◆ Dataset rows
########################################

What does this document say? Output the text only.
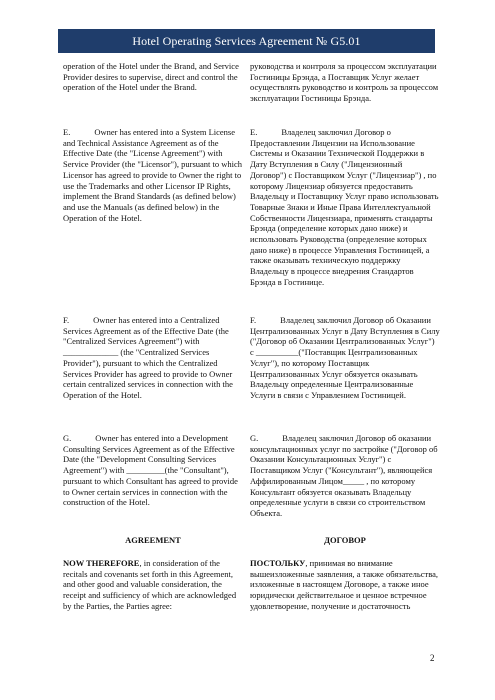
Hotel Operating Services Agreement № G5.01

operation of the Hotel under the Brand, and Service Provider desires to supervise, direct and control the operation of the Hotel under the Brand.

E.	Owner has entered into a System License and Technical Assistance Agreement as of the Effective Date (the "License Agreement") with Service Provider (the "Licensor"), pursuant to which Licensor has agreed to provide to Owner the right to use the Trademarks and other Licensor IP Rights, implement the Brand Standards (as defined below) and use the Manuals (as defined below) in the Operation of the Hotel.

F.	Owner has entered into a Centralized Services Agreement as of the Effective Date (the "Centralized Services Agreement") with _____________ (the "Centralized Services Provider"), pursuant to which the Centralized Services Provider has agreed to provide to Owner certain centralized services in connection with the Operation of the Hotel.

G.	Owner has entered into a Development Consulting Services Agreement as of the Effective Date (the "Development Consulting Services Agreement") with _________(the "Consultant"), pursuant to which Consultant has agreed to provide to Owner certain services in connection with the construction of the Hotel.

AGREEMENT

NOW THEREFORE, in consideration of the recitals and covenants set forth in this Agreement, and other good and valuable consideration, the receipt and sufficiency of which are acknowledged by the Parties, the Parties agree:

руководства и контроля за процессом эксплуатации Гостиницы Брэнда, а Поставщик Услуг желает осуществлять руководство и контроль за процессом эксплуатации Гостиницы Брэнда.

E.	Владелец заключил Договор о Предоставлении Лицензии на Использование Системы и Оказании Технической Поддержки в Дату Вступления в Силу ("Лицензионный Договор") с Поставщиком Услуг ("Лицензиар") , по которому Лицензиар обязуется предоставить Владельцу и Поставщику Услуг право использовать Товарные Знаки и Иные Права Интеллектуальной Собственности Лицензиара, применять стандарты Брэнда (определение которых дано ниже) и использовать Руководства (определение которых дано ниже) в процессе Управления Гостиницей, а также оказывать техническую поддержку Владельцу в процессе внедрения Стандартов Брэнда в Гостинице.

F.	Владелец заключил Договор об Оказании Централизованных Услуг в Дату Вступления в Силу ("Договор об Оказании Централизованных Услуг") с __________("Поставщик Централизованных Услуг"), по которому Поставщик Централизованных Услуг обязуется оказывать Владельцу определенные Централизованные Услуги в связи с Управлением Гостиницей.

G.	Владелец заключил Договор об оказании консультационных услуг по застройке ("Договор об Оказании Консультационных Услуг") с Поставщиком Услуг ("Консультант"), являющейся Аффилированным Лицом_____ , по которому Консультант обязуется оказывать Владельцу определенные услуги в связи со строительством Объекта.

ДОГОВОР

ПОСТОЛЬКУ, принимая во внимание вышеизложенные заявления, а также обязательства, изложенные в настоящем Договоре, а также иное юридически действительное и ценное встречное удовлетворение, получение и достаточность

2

########################################

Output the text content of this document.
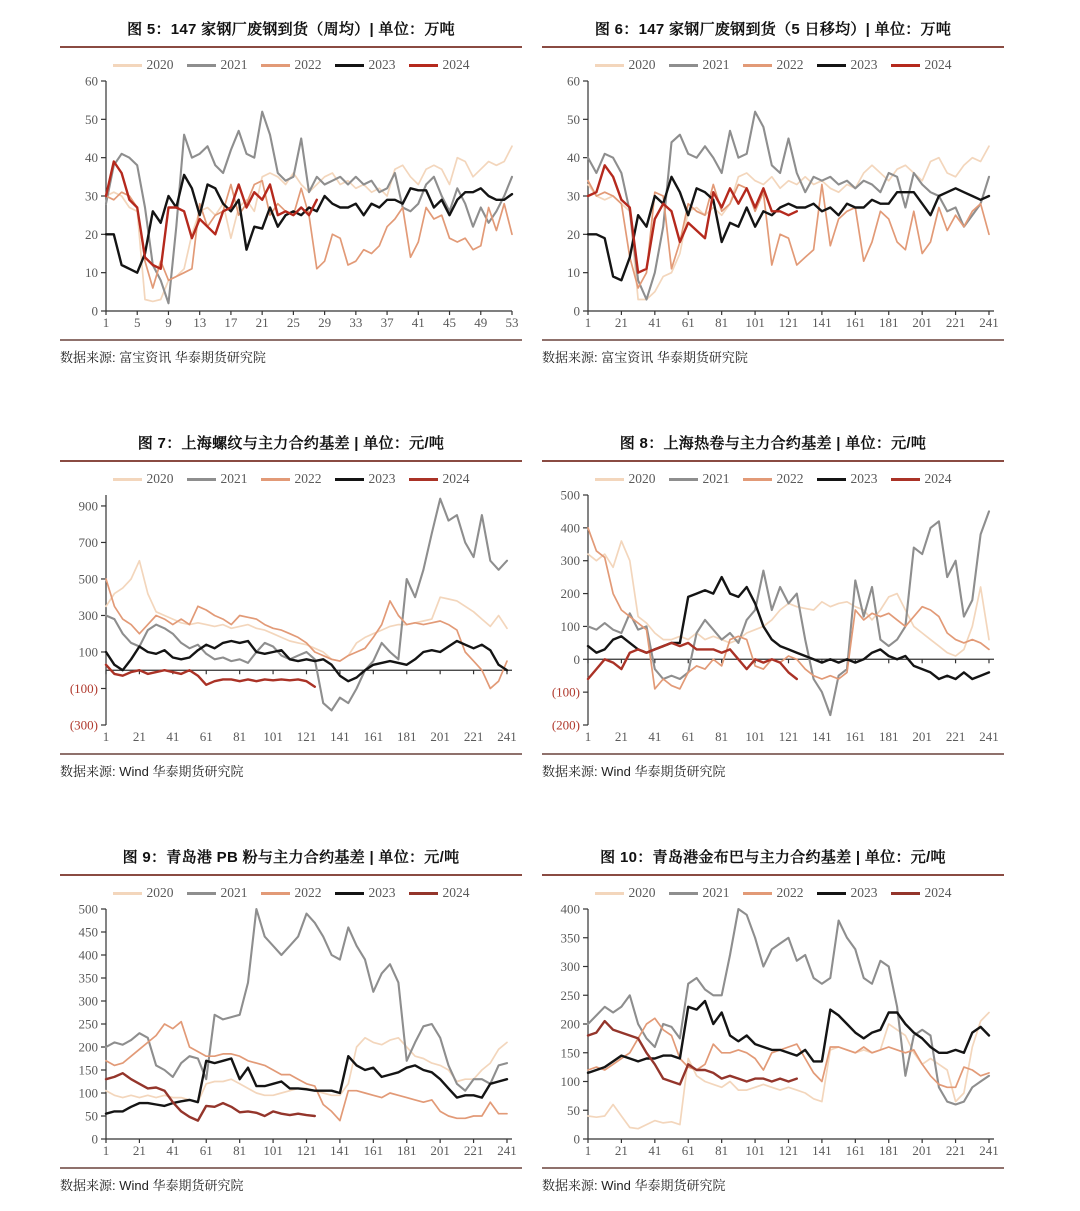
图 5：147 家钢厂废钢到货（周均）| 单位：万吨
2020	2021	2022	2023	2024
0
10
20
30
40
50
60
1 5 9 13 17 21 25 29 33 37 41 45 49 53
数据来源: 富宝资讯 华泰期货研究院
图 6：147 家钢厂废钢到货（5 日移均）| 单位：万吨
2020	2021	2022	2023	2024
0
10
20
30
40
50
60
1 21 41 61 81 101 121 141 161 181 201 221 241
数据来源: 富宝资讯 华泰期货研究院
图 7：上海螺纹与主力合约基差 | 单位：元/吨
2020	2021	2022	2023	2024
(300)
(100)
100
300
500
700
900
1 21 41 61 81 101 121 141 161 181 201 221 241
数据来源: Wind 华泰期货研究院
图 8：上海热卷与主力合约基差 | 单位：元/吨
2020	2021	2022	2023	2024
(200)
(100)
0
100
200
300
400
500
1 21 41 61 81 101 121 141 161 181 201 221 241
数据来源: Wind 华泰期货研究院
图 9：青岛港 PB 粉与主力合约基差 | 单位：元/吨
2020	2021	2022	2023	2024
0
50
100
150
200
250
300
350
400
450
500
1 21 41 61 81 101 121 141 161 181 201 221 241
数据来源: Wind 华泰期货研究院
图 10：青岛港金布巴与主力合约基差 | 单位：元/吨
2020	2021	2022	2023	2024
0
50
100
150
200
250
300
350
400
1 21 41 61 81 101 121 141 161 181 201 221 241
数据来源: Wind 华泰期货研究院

########################################

◆ Exercise objective
Locate the lines above that contain "document" and copy them.

◆ Full solution
What does this document say? Output the text only.
Output the text content of this document.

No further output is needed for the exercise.